### YOUR GOAL
Count the lines in the rows below that contain the word "depressed". Reply with only the number.

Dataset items
+--

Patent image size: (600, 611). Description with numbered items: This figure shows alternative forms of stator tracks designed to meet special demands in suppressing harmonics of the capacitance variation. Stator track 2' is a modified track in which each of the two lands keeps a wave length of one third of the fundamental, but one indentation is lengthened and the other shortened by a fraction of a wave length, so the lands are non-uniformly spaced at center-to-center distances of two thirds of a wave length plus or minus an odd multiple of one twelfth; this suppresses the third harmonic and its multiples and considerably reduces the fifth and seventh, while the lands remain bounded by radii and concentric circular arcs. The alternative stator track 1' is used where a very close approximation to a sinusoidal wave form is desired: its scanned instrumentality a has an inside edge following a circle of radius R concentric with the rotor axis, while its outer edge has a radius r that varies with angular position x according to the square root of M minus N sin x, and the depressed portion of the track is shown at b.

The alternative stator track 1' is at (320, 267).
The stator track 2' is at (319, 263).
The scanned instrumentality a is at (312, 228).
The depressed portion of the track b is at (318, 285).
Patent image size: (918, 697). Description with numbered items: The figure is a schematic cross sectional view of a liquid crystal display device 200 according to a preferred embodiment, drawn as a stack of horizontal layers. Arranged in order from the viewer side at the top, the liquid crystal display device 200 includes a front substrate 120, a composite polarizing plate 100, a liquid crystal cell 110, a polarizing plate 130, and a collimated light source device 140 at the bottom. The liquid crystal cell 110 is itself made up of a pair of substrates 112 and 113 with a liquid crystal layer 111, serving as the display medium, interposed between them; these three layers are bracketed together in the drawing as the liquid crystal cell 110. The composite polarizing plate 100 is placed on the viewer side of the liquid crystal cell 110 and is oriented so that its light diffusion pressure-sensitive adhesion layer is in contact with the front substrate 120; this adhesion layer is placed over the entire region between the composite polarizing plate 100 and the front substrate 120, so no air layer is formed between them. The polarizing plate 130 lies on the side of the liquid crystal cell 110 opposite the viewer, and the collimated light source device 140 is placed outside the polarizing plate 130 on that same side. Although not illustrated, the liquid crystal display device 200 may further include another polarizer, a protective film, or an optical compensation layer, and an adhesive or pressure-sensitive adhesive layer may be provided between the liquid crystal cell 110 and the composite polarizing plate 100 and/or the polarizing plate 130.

+--

### THE RESULT
2